AIM OF THE EXERCISE:
Where a line in the listing below contains the word "page", copy that line.

Stored data entries:
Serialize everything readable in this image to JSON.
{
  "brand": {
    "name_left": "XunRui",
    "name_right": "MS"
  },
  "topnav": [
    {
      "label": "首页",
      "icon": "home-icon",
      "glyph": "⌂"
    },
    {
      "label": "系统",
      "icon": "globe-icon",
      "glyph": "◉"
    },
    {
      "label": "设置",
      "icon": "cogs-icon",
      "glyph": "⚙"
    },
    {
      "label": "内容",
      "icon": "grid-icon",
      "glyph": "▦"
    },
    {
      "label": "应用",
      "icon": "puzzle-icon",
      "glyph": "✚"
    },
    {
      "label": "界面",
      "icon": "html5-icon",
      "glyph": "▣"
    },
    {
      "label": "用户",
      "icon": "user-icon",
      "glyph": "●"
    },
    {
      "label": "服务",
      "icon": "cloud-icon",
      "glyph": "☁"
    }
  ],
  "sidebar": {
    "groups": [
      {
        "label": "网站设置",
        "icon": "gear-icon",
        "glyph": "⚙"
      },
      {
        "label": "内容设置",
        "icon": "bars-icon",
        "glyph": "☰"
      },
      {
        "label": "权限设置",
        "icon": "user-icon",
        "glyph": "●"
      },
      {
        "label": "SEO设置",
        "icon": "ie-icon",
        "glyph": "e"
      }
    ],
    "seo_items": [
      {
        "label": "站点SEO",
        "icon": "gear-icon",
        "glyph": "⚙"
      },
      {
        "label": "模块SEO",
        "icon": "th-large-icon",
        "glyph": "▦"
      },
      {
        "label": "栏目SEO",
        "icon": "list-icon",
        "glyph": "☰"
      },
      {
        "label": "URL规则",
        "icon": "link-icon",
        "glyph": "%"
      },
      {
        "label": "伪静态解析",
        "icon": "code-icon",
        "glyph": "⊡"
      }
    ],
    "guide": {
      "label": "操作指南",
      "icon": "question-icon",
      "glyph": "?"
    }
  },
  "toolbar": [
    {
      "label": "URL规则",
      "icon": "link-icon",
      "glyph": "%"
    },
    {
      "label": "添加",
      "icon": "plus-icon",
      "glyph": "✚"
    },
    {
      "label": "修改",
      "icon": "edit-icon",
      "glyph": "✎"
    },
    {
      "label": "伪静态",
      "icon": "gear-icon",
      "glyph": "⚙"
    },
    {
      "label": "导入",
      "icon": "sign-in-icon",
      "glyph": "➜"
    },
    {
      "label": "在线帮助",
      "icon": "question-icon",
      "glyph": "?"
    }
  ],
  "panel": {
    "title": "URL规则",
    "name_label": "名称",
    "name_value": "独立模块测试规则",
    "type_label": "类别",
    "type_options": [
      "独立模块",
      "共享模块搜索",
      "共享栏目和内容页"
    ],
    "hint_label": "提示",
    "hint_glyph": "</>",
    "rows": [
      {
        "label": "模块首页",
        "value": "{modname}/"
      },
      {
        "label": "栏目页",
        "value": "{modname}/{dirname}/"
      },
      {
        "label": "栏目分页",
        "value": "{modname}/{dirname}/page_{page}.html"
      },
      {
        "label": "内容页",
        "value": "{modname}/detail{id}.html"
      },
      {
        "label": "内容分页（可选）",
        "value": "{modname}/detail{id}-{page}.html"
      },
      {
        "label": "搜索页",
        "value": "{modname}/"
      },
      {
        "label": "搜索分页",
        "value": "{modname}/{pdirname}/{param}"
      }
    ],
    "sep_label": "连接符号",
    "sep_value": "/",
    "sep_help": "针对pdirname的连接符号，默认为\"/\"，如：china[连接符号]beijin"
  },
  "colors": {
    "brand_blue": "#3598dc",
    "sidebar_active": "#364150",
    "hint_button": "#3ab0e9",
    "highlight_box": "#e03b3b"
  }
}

--

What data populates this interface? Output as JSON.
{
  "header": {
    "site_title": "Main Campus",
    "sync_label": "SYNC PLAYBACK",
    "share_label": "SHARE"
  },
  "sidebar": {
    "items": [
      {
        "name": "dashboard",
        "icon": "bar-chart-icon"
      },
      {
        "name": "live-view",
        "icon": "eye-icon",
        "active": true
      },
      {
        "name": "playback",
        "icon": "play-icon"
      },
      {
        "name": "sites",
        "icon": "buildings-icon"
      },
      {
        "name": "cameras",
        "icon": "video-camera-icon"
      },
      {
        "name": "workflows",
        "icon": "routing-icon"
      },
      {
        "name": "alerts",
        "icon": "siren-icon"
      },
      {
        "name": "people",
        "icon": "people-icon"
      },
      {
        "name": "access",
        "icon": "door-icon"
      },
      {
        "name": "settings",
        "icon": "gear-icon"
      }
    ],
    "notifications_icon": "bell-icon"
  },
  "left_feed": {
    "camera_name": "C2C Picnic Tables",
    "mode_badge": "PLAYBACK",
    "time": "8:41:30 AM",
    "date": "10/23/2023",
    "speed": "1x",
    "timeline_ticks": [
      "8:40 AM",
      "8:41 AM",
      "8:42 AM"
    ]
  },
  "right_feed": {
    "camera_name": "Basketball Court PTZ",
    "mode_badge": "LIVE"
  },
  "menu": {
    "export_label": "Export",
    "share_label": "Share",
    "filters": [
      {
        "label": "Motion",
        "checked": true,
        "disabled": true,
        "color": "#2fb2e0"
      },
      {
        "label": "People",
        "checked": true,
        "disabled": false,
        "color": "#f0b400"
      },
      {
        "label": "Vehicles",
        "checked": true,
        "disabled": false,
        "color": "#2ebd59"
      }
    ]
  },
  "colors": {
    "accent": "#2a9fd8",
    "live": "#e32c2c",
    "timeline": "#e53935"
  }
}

EXERCISE ANSWER:
        "value": "{modname}/{dirname}/page_{page}.html"
        "value": "{modname}/detail{id}-{page}.html"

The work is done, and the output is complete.